EXCERPTED TEXT:
━━━━━━━━━━━━━━━━━━━━━━━━━━━━━━

In general, Brazil loses $35 billion a year to illegal trade, according to Edson Luiz Vismona with the National Forum Against Piracy and Illegality (FNCP). He argues that the cost of illegal trade extends beyond economic or tax losses because much of the profits fuel other criminal practices done by trafficking organizations across Latin America.
Interpol reports that cell phone theft organizations smuggling across borders in Latin America make an average of $550,000 per day. Many of these traffickers are connected to drug cartels that are increasingly investing in smuggling cell phones because they are considered low risk and high reward compared to narcotics.
Flipping the Kill Switch
Law enforcement and governments have struggled to find solutions to phone trafficking. California, led in part by San Francisco District Attorney George Gascón, has been on the forefront of the efforts. The state passed a so-called “kill switch” bill last year. As of July 1, 2015 phone manufacturers have to include security software in all new smartphones sold in the state that allows owners to remotely disable a stolen phone and render its software inoperable. Gascón says the point of the kill switch is to eliminate the incentive for stealing phones in the first place.

━━━━━━━━━━━━━━━━━━━━━━━━━━━━━━

INFORMATION SHOWN:
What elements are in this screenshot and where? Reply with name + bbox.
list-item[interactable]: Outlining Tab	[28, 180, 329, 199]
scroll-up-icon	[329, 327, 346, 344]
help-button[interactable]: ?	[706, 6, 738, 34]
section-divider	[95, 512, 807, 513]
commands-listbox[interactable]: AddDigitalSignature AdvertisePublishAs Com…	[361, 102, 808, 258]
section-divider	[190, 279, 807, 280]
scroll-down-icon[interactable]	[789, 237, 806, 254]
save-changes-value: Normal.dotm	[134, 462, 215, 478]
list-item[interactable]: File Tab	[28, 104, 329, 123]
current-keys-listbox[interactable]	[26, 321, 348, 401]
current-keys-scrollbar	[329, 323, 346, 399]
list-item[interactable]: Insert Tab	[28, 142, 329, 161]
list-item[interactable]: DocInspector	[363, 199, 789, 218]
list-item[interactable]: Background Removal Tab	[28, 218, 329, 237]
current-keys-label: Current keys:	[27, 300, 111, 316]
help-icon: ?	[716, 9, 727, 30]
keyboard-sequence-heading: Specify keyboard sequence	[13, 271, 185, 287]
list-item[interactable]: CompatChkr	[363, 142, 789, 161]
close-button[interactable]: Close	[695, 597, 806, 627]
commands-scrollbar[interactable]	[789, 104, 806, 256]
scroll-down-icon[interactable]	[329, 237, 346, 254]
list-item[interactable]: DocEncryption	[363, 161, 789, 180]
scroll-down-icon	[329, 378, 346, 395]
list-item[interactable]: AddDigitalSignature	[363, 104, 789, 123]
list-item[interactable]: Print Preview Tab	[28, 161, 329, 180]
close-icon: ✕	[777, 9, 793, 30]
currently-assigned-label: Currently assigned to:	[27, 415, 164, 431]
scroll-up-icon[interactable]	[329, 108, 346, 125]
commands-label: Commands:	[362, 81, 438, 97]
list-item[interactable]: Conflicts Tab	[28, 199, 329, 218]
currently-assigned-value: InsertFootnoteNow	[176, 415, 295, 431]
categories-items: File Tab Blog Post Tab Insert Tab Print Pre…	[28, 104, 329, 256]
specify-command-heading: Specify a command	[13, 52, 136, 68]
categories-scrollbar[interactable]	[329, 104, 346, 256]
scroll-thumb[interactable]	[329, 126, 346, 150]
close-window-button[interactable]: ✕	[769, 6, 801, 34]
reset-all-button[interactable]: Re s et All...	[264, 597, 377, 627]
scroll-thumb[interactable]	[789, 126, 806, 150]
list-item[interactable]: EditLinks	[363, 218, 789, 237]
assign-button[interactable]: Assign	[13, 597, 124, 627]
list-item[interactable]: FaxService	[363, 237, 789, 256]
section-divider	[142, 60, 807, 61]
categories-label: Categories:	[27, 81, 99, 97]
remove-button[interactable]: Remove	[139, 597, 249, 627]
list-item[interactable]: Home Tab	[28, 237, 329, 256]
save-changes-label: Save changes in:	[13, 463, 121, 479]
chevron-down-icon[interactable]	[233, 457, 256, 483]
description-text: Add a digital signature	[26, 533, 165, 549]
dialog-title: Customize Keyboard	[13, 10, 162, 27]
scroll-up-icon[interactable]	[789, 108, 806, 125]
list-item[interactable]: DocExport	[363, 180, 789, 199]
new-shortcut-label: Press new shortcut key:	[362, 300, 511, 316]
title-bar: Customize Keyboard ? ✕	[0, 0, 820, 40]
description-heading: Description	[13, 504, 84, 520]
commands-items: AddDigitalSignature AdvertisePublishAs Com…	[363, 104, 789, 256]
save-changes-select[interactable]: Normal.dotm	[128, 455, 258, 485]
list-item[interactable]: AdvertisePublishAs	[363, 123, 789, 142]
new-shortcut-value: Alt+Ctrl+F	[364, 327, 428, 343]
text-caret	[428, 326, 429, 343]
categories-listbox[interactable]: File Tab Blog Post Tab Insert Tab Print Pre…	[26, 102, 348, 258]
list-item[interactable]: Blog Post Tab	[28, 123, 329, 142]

━━━━━━━━━━━━━━━━━━━━━━━━━━━━━━

REQUIRED ACTION:
List every place name that appears in the excerpt on phone trafficking. The entries have nothing to do with the text.

RESULT OF THE TASK:
Brazil, Latin America, California, San Francisco